-- Begin Provided records --

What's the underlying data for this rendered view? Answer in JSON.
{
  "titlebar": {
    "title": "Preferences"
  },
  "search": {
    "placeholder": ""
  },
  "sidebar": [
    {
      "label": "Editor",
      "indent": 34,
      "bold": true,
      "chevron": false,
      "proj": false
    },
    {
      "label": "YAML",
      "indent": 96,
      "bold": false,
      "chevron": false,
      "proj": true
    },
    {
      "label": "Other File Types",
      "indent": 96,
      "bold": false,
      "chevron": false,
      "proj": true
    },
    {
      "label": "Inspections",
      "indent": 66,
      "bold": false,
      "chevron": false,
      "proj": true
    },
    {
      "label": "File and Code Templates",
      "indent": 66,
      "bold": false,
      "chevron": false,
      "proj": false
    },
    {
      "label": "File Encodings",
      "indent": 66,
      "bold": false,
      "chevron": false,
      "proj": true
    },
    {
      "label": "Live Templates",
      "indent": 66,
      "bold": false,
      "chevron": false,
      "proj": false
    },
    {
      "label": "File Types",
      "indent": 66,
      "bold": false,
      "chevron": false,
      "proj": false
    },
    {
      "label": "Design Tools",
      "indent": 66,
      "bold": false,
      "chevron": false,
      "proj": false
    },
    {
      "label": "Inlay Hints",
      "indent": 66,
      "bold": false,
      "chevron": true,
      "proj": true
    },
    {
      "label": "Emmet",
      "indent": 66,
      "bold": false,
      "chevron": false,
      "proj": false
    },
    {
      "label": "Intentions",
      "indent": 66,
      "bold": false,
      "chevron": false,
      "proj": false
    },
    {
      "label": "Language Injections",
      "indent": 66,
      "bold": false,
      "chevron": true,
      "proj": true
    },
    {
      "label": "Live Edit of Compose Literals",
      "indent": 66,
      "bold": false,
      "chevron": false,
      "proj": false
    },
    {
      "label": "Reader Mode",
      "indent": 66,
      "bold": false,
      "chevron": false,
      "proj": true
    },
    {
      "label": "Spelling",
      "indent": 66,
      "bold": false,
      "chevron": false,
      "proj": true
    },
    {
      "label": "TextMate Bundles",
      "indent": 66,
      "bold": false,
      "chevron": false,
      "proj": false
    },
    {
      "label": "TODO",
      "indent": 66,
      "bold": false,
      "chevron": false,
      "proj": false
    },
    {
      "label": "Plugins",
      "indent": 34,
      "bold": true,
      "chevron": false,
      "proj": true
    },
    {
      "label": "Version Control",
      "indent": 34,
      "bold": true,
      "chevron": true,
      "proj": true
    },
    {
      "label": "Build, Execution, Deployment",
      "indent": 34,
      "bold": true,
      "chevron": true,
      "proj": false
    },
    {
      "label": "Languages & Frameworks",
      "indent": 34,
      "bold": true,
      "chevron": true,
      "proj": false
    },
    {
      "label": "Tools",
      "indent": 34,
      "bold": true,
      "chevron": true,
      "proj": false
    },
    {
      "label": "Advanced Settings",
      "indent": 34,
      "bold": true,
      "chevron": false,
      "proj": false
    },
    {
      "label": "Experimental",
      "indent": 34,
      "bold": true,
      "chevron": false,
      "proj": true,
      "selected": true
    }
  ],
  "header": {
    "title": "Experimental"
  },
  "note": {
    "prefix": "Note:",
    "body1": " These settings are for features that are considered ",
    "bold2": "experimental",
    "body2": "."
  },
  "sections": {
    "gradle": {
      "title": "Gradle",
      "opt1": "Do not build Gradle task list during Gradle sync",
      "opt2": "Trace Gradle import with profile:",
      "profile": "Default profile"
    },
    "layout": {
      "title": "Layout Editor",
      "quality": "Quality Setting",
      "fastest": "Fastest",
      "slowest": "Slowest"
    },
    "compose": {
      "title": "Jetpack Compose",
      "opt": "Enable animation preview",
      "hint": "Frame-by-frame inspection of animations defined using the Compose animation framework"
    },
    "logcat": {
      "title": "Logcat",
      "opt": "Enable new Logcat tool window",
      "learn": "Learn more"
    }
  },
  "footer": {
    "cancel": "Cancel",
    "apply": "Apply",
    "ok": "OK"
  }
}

-- End Provided records --

Read the entries and pick out all lines that include the word "Enable".

- Result for this task
      "opt": "Enable animation preview",
      "opt": "Enable new Logcat tool window",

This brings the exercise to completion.